Figure data in JSON:
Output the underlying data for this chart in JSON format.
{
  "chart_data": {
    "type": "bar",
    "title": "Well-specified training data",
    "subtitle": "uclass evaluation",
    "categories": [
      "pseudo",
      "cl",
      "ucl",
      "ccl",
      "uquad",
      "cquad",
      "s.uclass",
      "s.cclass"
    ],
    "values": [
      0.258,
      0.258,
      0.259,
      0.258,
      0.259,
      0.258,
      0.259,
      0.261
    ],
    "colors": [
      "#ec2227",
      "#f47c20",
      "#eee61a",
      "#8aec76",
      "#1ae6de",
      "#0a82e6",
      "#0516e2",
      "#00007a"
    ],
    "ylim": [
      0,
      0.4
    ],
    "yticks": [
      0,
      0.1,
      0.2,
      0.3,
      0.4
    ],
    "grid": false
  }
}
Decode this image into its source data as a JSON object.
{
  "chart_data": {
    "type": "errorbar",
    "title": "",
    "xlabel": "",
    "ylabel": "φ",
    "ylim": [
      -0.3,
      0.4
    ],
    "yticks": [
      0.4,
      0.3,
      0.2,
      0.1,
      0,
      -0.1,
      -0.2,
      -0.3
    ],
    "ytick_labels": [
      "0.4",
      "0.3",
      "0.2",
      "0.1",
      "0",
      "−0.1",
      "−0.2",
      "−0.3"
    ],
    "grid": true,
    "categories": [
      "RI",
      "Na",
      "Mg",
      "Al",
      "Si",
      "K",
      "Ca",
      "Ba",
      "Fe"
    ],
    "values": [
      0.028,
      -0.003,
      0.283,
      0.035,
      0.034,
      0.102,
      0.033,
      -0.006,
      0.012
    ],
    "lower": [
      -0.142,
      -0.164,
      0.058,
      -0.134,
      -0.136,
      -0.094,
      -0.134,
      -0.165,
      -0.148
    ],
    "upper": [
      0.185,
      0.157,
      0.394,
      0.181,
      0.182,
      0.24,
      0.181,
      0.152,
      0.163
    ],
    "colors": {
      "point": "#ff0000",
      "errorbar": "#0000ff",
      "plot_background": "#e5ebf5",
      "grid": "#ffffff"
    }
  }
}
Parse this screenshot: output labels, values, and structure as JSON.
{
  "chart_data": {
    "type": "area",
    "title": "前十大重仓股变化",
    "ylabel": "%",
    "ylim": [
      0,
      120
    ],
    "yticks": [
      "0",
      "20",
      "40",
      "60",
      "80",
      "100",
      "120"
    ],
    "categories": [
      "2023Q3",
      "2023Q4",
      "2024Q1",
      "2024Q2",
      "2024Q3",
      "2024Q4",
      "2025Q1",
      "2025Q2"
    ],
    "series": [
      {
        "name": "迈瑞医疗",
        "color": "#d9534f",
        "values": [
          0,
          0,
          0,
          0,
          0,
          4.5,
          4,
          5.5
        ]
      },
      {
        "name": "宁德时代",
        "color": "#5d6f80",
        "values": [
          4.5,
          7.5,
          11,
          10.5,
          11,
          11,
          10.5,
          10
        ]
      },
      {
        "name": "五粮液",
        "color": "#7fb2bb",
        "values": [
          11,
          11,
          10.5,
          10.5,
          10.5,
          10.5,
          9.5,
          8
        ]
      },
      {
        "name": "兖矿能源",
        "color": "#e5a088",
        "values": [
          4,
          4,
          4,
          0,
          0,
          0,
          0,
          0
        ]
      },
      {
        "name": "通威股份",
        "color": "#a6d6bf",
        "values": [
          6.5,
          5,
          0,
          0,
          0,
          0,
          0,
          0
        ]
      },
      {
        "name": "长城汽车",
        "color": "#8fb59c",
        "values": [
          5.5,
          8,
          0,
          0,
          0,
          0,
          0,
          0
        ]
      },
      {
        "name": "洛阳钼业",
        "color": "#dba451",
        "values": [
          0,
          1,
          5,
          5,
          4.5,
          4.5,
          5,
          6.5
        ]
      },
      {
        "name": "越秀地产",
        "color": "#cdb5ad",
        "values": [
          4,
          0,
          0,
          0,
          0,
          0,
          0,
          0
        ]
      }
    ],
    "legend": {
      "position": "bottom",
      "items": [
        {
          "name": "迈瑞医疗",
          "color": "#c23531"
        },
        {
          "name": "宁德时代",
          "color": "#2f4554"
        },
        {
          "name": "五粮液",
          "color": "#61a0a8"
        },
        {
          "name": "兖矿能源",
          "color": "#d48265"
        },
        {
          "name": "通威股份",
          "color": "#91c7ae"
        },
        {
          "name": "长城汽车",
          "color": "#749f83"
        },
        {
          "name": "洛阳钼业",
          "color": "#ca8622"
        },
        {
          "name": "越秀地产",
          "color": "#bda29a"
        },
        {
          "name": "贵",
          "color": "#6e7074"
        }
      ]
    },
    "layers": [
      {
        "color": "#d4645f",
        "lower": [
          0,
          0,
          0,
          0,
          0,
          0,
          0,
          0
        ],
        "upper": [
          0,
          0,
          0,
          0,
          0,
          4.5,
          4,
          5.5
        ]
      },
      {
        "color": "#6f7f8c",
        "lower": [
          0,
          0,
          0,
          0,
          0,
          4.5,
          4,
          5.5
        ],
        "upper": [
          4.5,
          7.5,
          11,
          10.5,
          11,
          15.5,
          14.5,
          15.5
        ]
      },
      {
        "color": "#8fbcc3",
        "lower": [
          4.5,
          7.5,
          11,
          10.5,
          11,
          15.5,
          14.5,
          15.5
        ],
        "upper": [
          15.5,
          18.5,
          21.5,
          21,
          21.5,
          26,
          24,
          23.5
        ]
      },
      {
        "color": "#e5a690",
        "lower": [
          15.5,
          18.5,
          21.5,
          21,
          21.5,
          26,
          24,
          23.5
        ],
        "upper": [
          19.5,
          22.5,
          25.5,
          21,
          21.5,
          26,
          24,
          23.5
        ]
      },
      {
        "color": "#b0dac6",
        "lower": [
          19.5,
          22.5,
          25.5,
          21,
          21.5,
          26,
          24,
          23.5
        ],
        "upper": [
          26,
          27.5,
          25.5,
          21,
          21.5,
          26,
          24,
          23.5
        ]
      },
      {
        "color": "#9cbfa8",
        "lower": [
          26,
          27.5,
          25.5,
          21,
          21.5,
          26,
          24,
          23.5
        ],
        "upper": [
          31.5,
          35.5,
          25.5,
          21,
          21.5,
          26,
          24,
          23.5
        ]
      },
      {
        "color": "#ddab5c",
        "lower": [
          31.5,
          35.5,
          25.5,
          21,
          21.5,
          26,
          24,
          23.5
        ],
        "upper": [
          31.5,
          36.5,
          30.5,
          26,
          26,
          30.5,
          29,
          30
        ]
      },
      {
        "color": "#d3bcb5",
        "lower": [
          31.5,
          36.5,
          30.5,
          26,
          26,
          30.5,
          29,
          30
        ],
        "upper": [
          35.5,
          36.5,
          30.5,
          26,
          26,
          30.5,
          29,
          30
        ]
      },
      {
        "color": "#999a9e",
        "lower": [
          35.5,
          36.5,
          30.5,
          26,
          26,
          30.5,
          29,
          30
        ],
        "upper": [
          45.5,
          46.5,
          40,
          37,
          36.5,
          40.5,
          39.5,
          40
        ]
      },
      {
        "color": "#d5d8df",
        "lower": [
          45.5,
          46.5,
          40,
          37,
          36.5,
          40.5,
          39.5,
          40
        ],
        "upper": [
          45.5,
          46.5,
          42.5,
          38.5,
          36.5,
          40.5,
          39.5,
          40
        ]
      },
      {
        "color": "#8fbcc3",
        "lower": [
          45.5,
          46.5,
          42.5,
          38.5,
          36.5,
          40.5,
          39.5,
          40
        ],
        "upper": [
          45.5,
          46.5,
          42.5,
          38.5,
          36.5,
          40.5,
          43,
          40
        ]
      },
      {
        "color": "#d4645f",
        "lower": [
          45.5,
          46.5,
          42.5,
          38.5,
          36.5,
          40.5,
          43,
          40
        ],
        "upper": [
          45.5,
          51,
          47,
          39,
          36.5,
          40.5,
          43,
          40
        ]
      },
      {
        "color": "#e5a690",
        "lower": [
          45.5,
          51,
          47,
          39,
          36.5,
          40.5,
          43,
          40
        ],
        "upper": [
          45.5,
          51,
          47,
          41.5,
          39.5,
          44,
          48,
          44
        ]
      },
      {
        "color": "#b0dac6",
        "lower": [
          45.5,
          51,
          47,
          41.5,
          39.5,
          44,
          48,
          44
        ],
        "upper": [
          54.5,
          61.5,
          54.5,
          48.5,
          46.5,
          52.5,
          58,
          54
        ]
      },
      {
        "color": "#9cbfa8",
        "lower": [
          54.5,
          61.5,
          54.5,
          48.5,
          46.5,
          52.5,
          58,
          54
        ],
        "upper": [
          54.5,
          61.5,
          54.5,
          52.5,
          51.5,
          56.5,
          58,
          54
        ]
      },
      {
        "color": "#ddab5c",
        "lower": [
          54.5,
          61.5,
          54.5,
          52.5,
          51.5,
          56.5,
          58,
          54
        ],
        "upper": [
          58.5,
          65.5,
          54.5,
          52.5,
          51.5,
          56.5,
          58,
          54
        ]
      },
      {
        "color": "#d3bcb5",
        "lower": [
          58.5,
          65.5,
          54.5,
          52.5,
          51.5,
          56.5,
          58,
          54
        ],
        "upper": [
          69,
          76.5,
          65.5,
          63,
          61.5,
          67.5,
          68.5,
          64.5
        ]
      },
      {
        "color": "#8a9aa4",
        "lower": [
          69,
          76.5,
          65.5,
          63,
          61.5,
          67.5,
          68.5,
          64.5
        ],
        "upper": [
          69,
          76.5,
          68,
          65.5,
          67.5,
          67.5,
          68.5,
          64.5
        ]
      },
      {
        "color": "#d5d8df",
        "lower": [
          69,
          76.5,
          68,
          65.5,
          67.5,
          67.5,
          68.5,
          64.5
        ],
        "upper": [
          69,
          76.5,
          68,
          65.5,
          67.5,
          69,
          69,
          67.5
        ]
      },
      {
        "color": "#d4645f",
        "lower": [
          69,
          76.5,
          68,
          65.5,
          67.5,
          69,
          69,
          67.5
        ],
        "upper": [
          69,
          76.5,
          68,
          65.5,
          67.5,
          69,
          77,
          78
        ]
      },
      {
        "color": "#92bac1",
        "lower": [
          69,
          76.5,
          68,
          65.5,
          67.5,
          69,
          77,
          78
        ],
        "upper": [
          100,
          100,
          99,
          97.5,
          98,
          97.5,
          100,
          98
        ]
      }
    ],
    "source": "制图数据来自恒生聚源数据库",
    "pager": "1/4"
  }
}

TO BE DONE: Return each line of the listing that holds the string "source".

TASK RESULT:
Decode this image into its source data as a JSON object.
    "source": "制图数据来自恒生聚源数据库",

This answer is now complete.